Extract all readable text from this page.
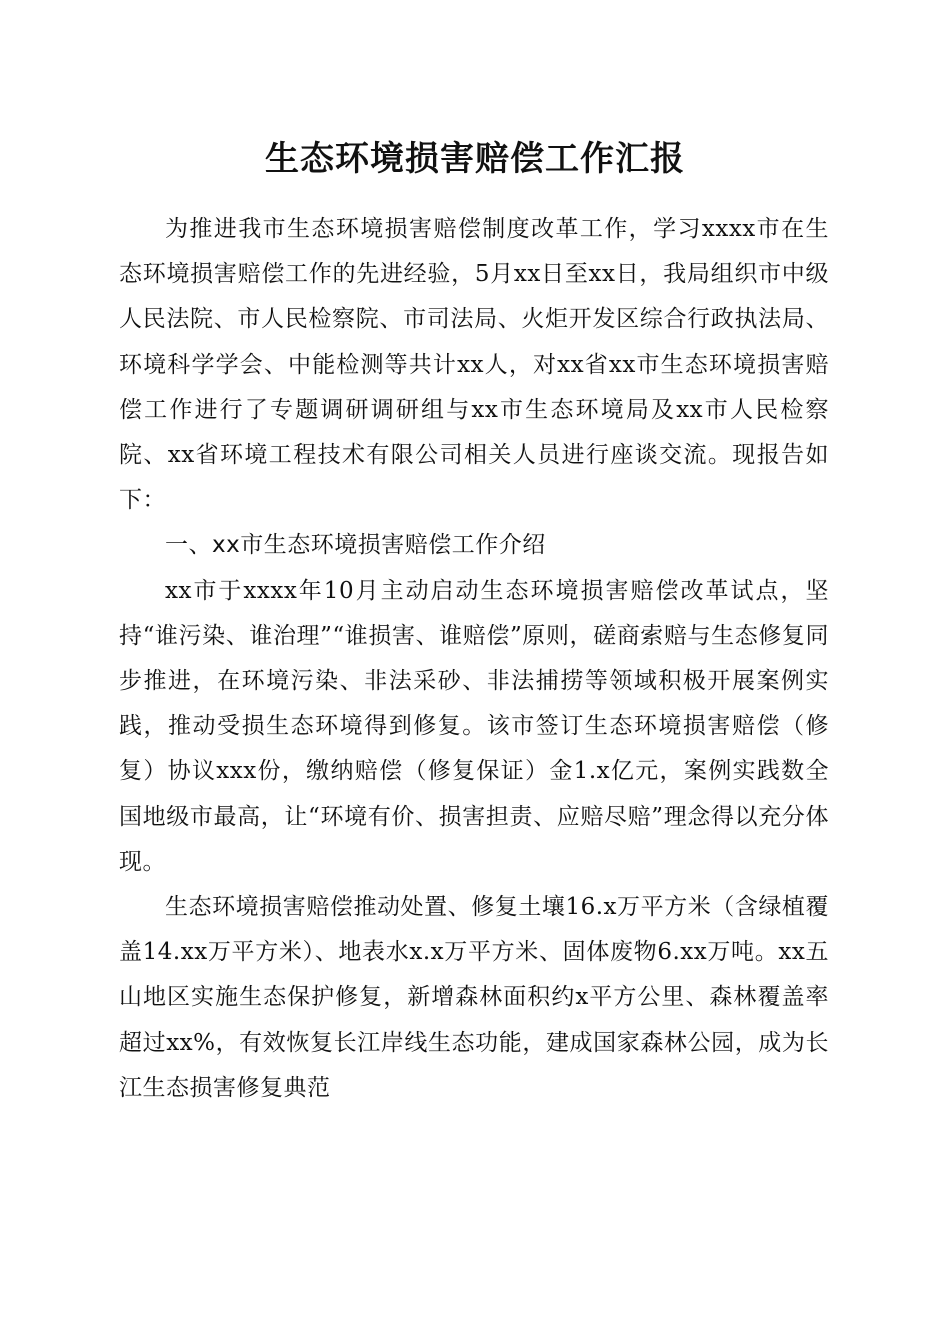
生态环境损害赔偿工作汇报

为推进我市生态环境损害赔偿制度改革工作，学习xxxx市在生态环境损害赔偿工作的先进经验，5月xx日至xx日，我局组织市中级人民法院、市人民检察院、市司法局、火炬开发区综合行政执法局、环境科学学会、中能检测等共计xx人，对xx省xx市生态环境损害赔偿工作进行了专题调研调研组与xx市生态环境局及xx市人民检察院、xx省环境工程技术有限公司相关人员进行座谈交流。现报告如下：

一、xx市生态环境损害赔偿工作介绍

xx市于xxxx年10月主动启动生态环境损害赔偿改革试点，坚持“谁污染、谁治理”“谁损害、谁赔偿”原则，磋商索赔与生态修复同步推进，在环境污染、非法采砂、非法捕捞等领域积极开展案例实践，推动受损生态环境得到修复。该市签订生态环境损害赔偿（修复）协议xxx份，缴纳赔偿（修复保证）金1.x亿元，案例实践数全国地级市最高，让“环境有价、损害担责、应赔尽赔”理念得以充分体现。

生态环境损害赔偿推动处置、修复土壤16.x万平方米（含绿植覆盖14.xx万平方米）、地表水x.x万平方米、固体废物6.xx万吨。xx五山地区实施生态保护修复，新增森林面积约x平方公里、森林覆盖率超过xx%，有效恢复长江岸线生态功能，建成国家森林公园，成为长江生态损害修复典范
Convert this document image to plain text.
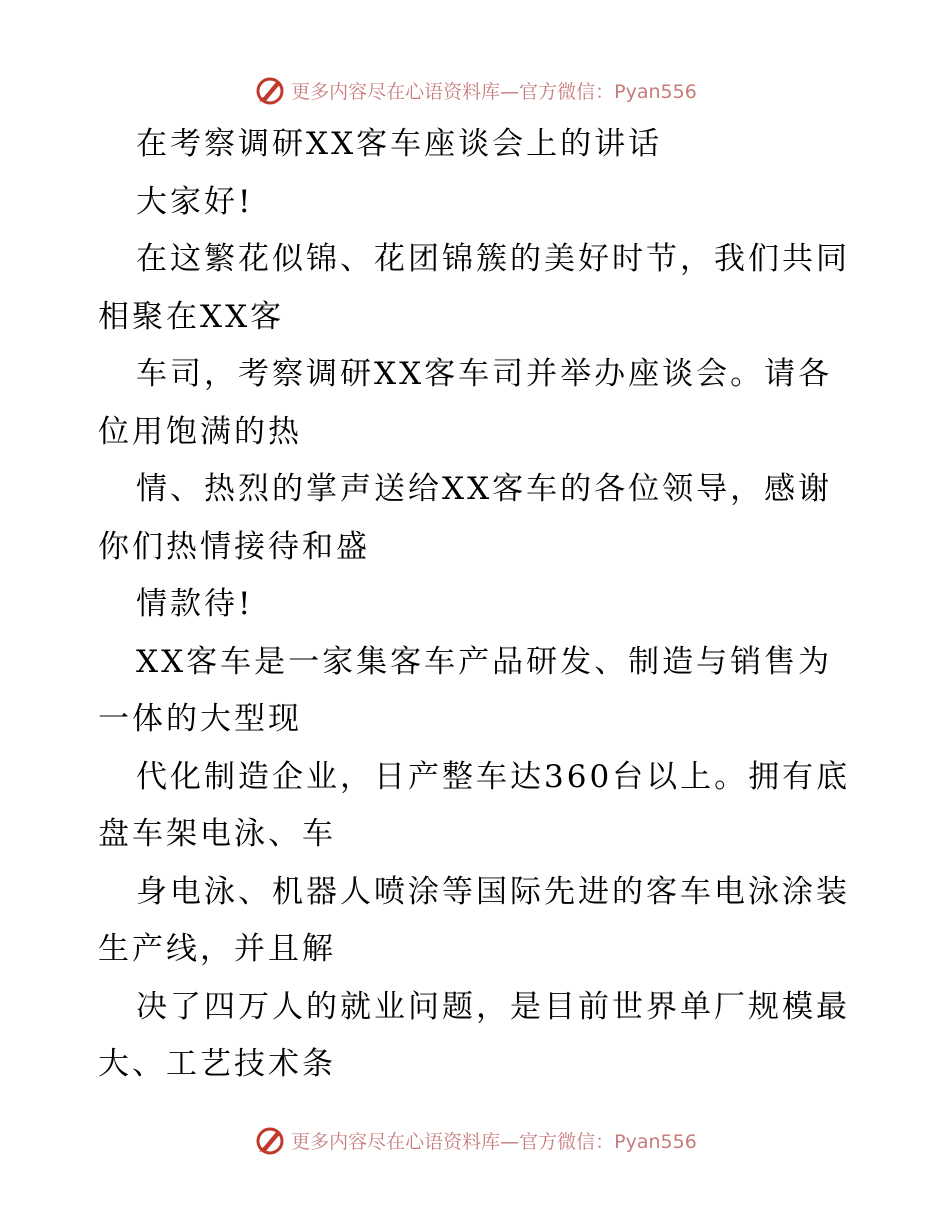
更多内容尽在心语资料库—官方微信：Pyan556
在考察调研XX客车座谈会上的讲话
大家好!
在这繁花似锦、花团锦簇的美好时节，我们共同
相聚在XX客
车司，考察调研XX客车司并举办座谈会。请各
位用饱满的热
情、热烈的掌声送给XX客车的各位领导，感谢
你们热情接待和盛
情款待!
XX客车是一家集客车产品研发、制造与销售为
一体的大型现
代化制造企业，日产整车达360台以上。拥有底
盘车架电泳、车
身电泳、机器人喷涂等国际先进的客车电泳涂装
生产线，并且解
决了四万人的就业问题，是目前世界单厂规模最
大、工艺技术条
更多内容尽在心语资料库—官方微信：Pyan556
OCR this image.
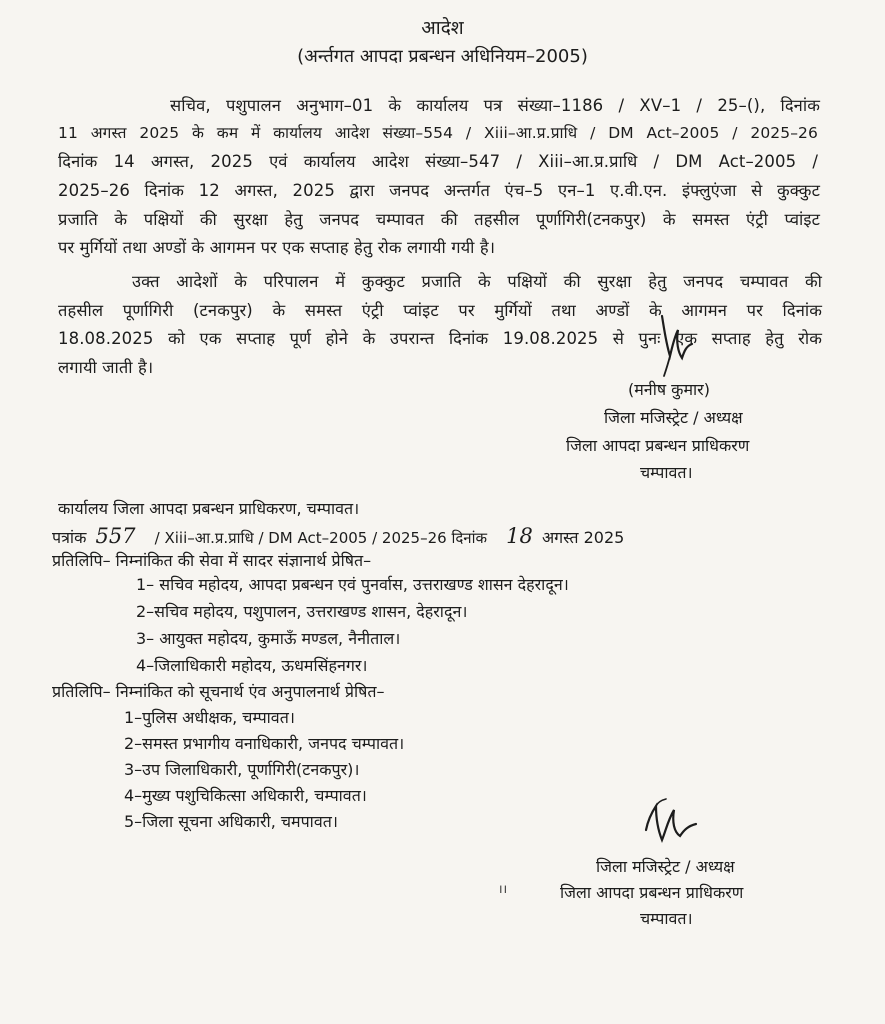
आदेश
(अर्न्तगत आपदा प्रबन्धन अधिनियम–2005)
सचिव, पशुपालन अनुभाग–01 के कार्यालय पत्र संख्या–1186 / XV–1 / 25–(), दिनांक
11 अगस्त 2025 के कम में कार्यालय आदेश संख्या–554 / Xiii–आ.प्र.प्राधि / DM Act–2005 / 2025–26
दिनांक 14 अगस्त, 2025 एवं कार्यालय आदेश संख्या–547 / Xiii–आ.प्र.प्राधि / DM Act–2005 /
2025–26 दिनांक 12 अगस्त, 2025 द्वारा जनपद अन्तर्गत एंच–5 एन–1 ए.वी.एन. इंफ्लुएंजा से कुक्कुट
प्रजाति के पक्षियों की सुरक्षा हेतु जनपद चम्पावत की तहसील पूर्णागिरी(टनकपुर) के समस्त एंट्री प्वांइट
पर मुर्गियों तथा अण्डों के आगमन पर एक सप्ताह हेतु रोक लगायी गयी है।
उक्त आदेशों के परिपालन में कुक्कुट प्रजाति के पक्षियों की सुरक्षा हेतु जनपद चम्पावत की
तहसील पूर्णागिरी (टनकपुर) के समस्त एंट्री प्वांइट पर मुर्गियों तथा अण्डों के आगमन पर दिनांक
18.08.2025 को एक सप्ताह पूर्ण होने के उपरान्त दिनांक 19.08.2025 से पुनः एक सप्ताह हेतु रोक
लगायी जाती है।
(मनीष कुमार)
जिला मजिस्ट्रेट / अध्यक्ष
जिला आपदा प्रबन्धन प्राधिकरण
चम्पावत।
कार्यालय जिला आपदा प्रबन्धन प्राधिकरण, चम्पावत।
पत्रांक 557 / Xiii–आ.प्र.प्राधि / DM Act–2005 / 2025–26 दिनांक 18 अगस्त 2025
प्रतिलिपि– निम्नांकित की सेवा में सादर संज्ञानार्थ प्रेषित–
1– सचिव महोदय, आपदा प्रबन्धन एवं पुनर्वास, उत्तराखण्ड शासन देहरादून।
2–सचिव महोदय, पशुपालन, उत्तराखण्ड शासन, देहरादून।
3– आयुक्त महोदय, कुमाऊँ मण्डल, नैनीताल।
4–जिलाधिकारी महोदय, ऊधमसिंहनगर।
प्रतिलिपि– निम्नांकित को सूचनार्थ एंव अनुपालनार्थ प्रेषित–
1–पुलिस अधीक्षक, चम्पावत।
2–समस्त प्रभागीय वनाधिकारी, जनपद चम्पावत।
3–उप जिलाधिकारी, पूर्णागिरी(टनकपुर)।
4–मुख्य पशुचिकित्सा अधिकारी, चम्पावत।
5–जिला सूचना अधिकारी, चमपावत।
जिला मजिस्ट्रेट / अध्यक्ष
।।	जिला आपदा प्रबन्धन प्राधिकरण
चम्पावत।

== TO DO ==
Using the data above, say how many lines include "आगमन". No other reply is needed.

== EXERCISE OUTPUT ==
2